## SHORT EXERCISE
Using the records below, please work out how many lines contain "user"; answer with the number alone.

## RECORDS SUPPLIED

+ + + +

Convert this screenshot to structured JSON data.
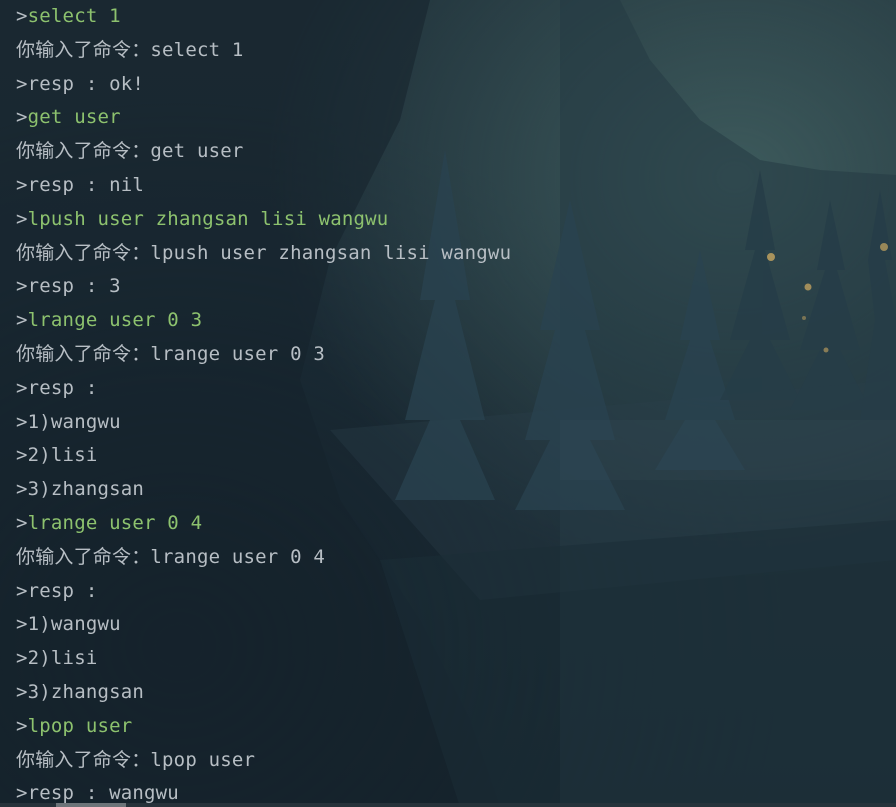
{
  "console": {
    "lines": [
      {
        "kind": "cmd",
        "prefix": ">",
        "text": "select 1"
      },
      {
        "kind": "echo",
        "prefix": "",
        "text": "你输入了命令：select 1"
      },
      {
        "kind": "out",
        "prefix": "",
        "text": ">resp : ok!"
      },
      {
        "kind": "cmd",
        "prefix": ">",
        "text": "get user"
      },
      {
        "kind": "echo",
        "prefix": "",
        "text": "你输入了命令：get user"
      },
      {
        "kind": "out",
        "prefix": "",
        "text": ">resp : nil"
      },
      {
        "kind": "cmd",
        "prefix": ">",
        "text": "lpush user zhangsan lisi wangwu"
      },
      {
        "kind": "echo",
        "prefix": "",
        "text": "你输入了命令：lpush user zhangsan lisi wangwu"
      },
      {
        "kind": "out",
        "prefix": "",
        "text": ">resp : 3"
      },
      {
        "kind": "cmd",
        "prefix": ">",
        "text": "lrange user 0 3"
      },
      {
        "kind": "echo",
        "prefix": "",
        "text": "你输入了命令：lrange user 0 3"
      },
      {
        "kind": "out",
        "prefix": "",
        "text": ">resp :"
      },
      {
        "kind": "out",
        "prefix": "",
        "text": ">1)wangwu"
      },
      {
        "kind": "out",
        "prefix": "",
        "text": ">2)lisi"
      },
      {
        "kind": "out",
        "prefix": "",
        "text": ">3)zhangsan"
      },
      {
        "kind": "cmd",
        "prefix": ">",
        "text": "lrange user 0 4"
      },
      {
        "kind": "echo",
        "prefix": "",
        "text": "你输入了命令：lrange user 0 4"
      },
      {
        "kind": "out",
        "prefix": "",
        "text": ">resp :"
      },
      {
        "kind": "out",
        "prefix": "",
        "text": ">1)wangwu"
      },
      {
        "kind": "out",
        "prefix": "",
        "text": ">2)lisi"
      },
      {
        "kind": "out",
        "prefix": "",
        "text": ">3)zhangsan"
      },
      {
        "kind": "cmd",
        "prefix": ">",
        "text": "lpop user"
      },
      {
        "kind": "echo",
        "prefix": "",
        "text": "你输入了命令：lpop user"
      },
      {
        "kind": "out",
        "prefix": "",
        "text": ">resp : wangwu"
      }
    ]
  },
  "colors": {
    "command": "#8dc26e",
    "output": "#b7bec4",
    "background": "#1d2e38"
  }
}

+ + + +

## EXERCISE SOLUTION
10